- Do this
Will you output the lines between the ones holding "Transcribe this chart's" and "Transcribe this image's", inclusive, exactly as they stand, and only those lines, with the pictures left out?

- The data
----

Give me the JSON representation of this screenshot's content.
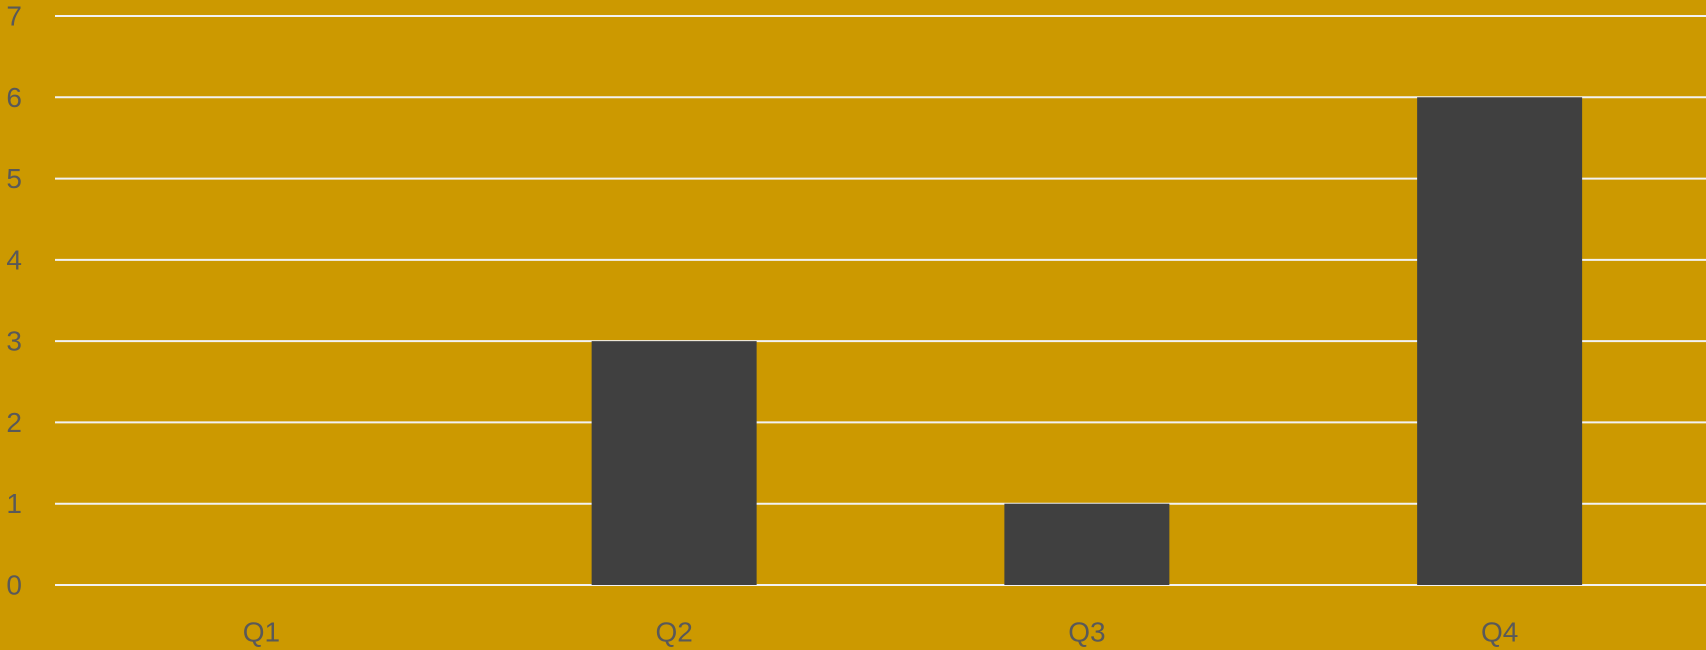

----

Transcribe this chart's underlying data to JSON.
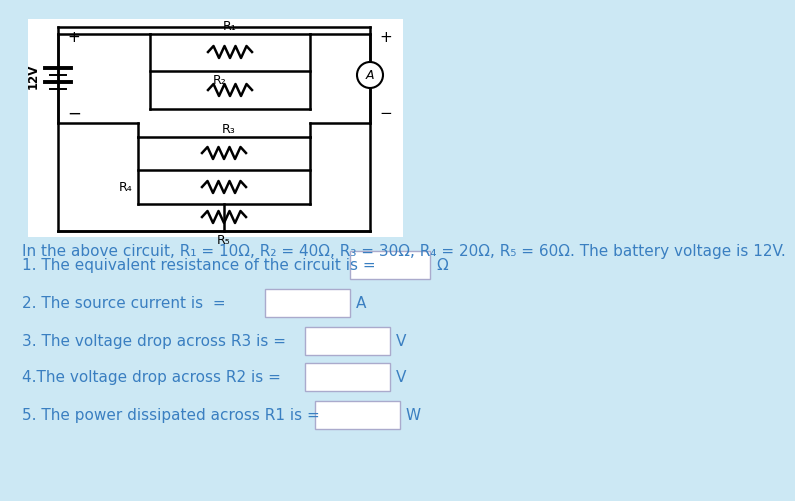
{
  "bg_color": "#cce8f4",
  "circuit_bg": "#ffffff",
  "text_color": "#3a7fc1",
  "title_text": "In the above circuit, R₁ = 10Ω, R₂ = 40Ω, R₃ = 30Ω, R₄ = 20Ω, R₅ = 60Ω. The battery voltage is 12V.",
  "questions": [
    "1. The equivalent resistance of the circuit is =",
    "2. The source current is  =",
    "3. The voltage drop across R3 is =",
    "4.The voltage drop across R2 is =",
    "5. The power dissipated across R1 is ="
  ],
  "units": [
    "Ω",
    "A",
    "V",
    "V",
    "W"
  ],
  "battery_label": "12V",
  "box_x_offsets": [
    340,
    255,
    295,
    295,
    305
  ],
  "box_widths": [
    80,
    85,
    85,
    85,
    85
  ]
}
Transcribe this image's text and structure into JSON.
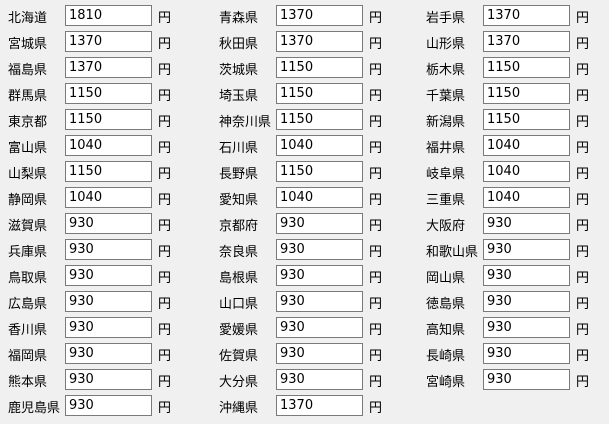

----

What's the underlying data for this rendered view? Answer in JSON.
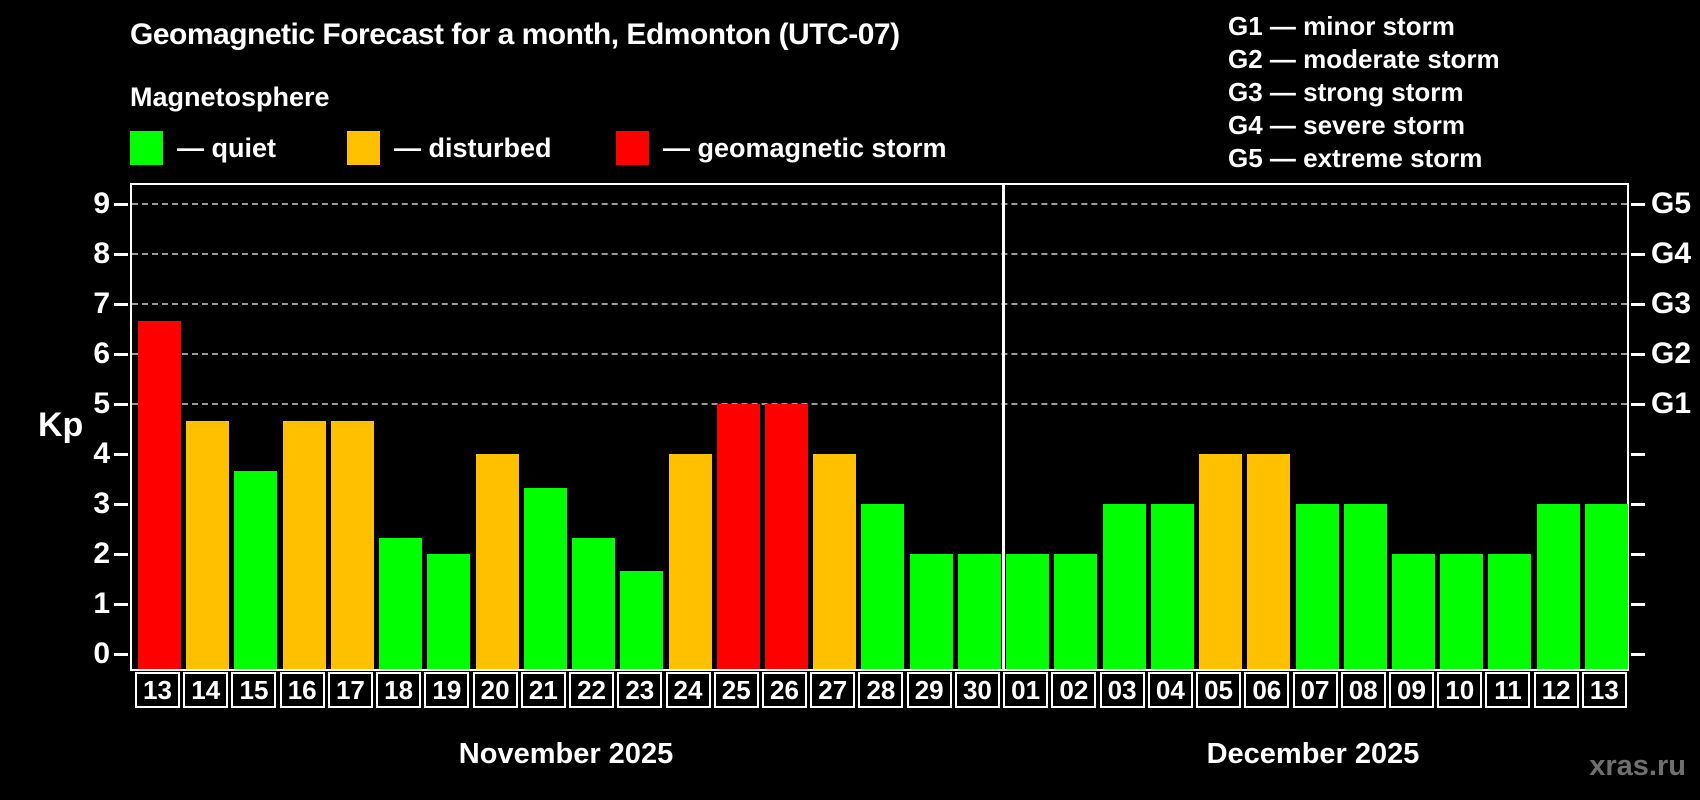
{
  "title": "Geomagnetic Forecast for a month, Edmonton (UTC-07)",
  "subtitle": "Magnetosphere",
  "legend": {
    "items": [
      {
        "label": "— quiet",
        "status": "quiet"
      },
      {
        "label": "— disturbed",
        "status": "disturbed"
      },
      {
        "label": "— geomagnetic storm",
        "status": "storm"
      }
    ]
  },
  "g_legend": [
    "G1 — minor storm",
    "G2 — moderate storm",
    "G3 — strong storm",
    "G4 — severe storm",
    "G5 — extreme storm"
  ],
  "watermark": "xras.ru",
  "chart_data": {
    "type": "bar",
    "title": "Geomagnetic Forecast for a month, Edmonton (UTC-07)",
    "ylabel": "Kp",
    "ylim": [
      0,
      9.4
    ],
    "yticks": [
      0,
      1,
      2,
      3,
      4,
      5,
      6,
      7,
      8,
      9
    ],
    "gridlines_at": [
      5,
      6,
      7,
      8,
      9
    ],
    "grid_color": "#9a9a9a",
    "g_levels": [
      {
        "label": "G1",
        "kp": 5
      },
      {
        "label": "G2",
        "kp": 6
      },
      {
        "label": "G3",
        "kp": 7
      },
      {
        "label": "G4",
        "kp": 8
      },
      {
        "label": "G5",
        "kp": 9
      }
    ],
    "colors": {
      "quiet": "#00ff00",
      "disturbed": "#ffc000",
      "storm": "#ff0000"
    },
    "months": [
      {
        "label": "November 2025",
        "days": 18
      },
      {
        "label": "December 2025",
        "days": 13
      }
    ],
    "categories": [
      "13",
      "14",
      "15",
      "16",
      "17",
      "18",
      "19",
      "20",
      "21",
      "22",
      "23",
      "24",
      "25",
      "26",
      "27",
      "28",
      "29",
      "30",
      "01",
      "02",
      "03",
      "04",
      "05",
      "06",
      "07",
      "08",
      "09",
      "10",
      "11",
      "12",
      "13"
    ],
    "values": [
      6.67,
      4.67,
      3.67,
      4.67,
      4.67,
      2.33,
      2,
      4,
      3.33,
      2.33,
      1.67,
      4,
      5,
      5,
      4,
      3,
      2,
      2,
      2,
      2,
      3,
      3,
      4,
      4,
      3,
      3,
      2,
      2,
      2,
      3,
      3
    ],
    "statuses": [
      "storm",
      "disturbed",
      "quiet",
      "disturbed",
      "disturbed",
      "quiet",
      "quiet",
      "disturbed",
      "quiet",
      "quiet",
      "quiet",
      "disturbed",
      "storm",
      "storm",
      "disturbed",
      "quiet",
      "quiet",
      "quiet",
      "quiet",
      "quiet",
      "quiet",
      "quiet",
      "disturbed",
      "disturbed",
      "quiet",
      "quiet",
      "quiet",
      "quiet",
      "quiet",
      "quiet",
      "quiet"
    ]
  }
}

----

- Answer in full
Transcribe this chart's underlying data to JSON.
{
  "bg_color": "#cce8f4",
  "circuit_bg": "#ffffff",
  "text_color": "#3a7fc1",
  "title_text": "In the above circuit, R₁ = 10Ω, R₂ = 40Ω, R₃ = 30Ω, R₄ = 20Ω, R₅ = 60Ω. The battery voltage is 12V.",
  "questions": [
    "1. The equivalent resistance of the circuit is =",
    "2. The source current is  =",
    "3. The voltage drop across R3 is =",
    "4.The voltage drop across R2 is =",
    "5. The power dissipated across R1 is ="
  ],
  "units": [
    "Ω",
    "A",
    "V",
    "V",
    "W"
  ],
  "battery_label": "12V",
  "box_x_offsets": [
    340,
    255,
    295,
    295,
    305
  ],
  "box_widths": [
    80,
    85,
    85,
    85,
    85
  ]
}
Transcribe this image's text and structure into JSON.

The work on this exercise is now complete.